Data entries:

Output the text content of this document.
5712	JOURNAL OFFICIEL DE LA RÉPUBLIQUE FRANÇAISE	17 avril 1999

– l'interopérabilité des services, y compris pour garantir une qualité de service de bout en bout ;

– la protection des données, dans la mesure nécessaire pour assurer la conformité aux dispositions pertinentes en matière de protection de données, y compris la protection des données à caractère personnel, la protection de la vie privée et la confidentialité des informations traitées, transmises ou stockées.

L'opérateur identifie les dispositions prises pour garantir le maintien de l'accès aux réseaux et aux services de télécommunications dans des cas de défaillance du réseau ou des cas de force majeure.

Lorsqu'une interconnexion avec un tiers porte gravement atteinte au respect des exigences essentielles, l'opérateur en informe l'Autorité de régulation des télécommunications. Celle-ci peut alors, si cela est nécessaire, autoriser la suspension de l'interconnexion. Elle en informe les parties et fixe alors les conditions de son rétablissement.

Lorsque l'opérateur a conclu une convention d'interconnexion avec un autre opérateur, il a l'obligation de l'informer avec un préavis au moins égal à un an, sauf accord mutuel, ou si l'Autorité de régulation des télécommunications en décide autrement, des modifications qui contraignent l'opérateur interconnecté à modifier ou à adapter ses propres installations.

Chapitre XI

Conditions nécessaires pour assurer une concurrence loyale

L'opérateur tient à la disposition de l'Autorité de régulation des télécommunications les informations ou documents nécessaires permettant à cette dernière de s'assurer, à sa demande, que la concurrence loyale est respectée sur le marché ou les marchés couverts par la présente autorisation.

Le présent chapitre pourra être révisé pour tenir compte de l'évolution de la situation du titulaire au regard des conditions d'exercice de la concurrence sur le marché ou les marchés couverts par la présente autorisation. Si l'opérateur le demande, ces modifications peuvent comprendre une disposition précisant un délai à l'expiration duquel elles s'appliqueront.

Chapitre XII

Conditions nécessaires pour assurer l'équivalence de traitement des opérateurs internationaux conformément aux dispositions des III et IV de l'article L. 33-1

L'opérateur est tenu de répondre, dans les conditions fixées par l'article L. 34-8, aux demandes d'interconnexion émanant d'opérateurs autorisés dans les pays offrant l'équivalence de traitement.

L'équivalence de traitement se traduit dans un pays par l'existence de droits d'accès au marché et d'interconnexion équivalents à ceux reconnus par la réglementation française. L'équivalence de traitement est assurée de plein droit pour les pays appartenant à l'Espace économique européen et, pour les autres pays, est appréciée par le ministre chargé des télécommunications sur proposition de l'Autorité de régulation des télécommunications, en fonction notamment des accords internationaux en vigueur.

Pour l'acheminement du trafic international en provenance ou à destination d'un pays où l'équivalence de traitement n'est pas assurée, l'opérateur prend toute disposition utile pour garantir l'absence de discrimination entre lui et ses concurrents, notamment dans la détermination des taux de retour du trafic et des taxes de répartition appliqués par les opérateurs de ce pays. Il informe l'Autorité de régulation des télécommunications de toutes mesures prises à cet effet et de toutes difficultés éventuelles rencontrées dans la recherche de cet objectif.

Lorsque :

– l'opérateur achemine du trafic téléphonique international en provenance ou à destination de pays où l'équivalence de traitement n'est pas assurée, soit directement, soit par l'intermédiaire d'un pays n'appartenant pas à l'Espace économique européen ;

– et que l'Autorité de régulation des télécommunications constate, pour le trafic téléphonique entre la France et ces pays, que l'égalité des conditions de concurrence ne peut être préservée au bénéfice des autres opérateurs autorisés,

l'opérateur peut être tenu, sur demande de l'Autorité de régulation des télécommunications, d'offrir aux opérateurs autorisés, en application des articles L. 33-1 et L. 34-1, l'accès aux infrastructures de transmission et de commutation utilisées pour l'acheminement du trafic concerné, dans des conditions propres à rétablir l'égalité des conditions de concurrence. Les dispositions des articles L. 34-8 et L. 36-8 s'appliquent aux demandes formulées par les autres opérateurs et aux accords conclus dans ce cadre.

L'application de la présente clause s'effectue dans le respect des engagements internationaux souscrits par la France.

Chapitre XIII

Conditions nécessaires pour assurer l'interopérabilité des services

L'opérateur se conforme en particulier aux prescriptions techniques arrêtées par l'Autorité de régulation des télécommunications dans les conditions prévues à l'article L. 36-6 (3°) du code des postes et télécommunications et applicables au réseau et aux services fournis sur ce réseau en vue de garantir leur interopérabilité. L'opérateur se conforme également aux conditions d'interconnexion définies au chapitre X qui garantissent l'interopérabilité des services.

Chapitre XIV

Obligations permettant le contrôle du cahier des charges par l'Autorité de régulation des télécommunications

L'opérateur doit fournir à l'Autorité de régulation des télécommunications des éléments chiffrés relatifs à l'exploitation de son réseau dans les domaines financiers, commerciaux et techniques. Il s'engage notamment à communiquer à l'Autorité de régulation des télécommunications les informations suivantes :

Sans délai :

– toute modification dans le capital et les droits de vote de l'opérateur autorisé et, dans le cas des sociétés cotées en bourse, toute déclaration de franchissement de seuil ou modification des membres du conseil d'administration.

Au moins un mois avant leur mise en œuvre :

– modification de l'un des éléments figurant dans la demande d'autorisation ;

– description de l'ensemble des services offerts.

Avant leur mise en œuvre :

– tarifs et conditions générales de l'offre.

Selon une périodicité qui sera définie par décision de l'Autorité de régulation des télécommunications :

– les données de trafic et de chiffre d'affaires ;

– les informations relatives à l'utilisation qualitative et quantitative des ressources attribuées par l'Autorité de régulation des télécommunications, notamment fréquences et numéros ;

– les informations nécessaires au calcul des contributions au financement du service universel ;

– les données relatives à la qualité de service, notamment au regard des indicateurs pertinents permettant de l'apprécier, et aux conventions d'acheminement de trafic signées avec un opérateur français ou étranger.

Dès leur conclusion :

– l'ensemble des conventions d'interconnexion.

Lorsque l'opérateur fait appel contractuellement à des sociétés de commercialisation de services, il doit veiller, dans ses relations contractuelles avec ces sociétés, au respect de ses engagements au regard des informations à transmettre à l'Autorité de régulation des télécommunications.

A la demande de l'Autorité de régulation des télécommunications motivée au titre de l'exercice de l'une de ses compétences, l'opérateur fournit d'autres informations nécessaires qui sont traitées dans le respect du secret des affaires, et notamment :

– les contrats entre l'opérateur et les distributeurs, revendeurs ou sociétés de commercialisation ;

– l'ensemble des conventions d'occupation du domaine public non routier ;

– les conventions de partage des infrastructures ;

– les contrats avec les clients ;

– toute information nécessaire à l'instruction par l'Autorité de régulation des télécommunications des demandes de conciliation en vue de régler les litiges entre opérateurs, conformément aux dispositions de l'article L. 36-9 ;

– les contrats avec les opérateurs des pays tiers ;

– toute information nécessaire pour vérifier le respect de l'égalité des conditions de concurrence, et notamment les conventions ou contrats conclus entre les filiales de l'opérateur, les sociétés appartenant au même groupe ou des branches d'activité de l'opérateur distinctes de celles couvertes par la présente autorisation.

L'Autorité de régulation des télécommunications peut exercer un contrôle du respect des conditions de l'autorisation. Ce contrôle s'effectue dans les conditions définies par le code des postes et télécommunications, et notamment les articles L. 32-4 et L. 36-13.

» **PROBLEM STATEMENT**:
Copy every line of the listing containing the string "œuvre".

» **EXPECTED OUTPUT**:
Au moins un mois avant leur mise en œuvre :
Avant leur mise en œuvre :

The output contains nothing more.